## The data:

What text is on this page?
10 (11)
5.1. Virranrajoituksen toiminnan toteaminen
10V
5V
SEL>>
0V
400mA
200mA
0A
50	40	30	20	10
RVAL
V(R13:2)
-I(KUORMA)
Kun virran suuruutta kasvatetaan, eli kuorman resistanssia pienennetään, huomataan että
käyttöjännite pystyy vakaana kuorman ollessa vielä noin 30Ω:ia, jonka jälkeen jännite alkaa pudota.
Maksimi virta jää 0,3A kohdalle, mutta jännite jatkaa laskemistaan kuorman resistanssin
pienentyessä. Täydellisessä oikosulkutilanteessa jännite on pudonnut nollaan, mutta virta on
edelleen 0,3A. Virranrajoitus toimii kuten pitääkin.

==

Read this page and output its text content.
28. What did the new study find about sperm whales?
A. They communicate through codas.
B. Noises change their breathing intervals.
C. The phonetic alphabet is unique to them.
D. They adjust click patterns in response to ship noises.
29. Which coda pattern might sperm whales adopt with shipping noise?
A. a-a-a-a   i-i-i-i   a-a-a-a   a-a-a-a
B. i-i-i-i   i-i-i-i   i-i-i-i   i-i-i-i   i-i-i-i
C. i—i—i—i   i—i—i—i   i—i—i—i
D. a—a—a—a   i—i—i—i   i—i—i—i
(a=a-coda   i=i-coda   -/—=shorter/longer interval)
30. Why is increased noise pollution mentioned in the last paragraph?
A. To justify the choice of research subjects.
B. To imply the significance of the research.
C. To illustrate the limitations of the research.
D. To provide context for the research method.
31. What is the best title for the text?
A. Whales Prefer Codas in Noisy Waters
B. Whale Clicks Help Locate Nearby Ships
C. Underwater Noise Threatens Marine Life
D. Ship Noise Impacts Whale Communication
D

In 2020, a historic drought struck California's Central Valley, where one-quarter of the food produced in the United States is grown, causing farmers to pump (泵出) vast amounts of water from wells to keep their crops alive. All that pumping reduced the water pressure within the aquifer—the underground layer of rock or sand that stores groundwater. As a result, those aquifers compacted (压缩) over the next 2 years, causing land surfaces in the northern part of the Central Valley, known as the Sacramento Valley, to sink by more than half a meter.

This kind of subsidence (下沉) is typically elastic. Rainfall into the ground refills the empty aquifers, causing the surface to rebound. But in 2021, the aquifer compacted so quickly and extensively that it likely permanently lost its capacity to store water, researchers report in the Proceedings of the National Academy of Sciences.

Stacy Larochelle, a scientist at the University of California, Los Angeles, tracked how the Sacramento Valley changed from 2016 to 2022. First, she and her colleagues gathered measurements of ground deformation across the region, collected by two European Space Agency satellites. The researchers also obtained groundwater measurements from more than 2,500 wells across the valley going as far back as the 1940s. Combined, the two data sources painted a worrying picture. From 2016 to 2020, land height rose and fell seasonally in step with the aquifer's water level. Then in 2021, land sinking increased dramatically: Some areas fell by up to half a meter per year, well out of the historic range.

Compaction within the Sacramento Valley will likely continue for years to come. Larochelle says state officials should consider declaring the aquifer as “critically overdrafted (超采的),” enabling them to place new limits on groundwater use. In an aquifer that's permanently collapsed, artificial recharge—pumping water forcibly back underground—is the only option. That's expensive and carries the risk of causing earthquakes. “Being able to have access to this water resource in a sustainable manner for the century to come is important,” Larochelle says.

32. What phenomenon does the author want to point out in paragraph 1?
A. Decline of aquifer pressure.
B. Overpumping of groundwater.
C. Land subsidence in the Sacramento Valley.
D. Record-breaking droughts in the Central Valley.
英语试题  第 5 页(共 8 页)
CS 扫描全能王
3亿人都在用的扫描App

--

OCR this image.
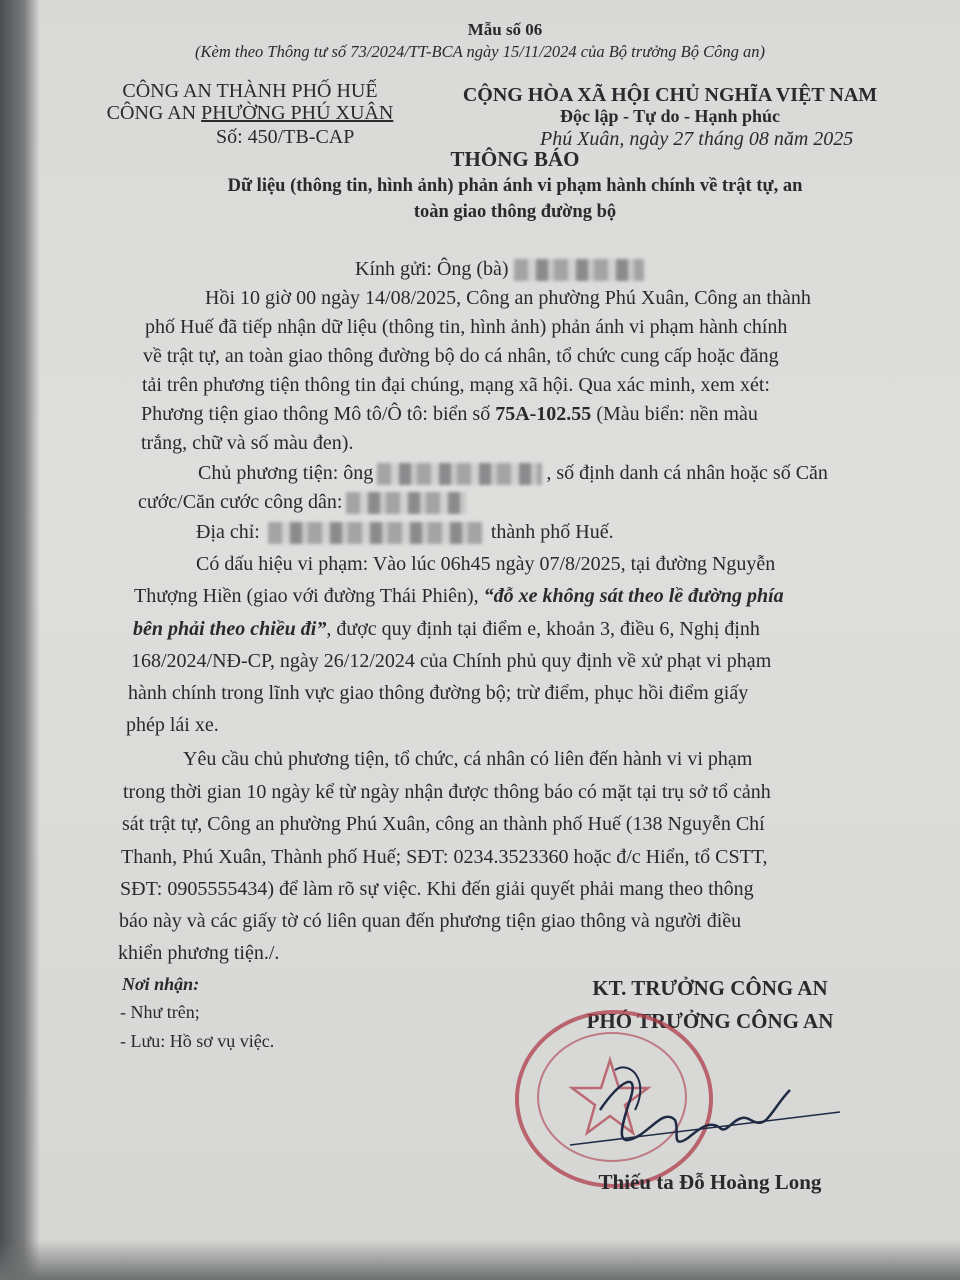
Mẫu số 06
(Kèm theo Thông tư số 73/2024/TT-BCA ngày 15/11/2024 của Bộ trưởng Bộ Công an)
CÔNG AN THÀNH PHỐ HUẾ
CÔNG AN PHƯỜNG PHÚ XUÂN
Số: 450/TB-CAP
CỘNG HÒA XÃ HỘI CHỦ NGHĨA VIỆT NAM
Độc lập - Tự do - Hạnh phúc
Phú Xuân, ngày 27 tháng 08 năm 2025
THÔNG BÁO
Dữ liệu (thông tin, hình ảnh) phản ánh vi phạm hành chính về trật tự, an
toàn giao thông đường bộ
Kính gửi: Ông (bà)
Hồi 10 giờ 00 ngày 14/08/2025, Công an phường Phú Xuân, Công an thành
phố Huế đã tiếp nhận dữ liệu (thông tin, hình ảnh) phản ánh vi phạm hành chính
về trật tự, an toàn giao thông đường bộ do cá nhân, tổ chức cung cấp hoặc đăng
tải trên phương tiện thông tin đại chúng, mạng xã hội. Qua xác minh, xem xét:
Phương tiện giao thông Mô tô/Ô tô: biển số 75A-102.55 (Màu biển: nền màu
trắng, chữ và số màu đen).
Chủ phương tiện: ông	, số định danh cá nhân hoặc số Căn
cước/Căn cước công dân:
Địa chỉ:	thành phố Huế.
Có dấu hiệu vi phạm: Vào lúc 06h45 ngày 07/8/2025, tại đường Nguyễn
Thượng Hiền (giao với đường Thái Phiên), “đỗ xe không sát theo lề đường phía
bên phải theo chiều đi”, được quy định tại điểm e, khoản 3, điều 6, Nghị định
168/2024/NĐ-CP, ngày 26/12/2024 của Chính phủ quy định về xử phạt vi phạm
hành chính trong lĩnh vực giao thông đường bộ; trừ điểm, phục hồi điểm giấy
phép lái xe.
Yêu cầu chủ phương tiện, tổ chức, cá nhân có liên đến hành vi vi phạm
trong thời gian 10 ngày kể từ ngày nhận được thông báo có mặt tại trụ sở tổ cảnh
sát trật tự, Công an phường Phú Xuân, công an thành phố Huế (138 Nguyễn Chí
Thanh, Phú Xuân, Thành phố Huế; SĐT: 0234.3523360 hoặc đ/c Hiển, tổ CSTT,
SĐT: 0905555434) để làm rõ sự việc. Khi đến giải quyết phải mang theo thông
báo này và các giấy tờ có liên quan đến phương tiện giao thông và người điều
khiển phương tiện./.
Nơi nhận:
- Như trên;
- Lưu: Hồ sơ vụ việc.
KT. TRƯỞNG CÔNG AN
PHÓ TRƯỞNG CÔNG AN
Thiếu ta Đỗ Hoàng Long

## Exercise task:
Return all lines with the word "pressure" in them.

## Task result:
In 2020, a historic drought struck California's Central Valley, where one-quarter of the food produced in the United States is grown, causing farmers to pump (泵出) vast amounts of water from wells to keep their crops alive. All that pumping reduced the water pressure within the aquifer—the underground layer of rock or sand that stores groundwater. As a result, those aquifers compacted (压缩) over the next 2 years, causing land surfaces in the northern part of the Central Valley, known as the Sacramento Valley, to sink by more than half a meter.
A. Decline of aquifer pressure.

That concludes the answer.